··· RECORDS SUPPLIED

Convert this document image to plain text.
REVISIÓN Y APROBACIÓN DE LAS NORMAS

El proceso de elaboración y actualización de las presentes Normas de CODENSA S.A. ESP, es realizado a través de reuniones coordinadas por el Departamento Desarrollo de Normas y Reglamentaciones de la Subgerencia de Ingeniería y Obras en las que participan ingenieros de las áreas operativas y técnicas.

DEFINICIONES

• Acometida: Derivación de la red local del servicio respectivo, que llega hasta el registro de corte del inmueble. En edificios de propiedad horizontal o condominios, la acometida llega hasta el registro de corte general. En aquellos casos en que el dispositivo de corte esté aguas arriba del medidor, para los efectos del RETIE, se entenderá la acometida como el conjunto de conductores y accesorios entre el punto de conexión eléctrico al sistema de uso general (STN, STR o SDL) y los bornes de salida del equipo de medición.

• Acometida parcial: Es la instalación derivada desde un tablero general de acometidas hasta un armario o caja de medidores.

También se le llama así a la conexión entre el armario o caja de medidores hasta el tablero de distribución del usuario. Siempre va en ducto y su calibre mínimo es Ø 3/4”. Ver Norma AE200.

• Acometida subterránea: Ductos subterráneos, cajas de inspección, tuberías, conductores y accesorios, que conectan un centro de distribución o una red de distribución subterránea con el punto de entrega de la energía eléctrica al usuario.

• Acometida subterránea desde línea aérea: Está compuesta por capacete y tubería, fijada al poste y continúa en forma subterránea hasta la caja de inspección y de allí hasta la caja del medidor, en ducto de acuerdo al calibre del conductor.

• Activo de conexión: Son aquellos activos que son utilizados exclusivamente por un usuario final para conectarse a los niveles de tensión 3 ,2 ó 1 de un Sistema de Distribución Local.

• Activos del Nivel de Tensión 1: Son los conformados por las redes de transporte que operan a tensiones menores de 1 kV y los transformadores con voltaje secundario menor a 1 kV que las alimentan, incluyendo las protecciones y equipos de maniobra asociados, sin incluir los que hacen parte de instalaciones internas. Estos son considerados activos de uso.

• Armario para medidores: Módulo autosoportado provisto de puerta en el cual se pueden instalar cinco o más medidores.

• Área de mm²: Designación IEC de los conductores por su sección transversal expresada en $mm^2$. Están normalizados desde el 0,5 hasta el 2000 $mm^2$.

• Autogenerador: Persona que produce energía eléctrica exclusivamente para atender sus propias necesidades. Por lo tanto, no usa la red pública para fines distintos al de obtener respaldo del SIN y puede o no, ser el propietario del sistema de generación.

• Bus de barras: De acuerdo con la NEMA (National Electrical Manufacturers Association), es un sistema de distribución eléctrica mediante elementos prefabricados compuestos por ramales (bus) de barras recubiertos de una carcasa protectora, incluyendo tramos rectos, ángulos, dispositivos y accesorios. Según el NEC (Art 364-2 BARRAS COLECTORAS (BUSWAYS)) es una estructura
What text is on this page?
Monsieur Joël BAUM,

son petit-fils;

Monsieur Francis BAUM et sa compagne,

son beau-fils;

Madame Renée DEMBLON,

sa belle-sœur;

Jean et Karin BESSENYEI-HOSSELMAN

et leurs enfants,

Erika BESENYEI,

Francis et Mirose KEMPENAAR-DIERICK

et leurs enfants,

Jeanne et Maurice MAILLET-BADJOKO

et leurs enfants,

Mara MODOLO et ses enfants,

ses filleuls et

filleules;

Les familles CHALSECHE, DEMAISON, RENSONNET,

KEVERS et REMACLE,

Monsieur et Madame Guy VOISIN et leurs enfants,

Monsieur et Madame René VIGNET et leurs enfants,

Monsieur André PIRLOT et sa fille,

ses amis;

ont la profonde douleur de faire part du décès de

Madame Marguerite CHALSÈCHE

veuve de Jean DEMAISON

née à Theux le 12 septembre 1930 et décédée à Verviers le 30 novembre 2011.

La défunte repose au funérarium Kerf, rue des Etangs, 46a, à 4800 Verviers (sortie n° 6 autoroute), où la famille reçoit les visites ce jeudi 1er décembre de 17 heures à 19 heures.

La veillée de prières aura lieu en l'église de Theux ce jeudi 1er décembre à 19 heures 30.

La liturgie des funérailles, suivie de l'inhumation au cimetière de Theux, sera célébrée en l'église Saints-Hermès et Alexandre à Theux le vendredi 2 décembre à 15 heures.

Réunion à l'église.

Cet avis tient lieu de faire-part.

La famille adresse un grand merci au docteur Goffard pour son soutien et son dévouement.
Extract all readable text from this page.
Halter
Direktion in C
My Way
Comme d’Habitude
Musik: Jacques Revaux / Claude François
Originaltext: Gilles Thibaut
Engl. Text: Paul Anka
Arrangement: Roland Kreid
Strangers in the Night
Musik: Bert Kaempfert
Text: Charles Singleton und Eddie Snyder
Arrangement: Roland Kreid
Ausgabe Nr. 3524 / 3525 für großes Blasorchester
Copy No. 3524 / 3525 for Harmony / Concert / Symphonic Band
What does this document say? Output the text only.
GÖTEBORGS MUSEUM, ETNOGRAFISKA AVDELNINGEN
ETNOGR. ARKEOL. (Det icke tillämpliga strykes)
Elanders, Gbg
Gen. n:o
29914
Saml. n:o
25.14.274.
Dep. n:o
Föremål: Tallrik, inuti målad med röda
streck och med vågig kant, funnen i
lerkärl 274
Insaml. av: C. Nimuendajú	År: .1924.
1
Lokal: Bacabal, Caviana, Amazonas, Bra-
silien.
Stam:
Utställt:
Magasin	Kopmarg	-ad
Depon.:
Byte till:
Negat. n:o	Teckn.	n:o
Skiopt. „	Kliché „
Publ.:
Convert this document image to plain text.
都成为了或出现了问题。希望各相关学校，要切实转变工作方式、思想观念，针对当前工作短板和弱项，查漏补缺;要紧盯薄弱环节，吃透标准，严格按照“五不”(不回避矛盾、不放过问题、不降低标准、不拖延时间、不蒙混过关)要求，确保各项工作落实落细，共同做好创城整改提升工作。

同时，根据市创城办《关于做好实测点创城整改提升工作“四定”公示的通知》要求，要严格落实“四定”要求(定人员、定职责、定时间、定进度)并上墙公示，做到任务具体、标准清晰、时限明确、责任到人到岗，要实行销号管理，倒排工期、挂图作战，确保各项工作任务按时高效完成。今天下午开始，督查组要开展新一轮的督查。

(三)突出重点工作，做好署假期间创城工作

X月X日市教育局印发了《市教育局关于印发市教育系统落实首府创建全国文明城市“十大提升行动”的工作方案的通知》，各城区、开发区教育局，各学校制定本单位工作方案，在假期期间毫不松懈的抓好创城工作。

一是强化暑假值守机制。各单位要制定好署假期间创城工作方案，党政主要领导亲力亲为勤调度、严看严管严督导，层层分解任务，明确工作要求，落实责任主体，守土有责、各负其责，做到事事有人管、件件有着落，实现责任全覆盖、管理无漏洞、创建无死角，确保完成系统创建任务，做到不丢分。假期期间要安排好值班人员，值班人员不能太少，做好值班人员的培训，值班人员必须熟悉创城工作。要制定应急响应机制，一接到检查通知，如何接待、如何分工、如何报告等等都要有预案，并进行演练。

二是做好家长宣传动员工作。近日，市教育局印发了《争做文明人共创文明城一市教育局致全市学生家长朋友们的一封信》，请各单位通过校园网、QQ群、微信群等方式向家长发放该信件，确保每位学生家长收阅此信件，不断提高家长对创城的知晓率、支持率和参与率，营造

······

WHAT YOU ARE ASKED TO DO | Identify every line holding the word "jeudi" and copy it out.

WRITTEN SOLUTION |
La défunte repose au funérarium Kerf, rue des Etangs, 46a, à 4800 Verviers (sortie n° 6 autoroute), où la famille reçoit les visites ce jeudi 1er décembre de 17 heures à 19 heures.
La veillée de prières aura lieu en l'église de Theux ce jeudi 1er décembre à 19 heures 30.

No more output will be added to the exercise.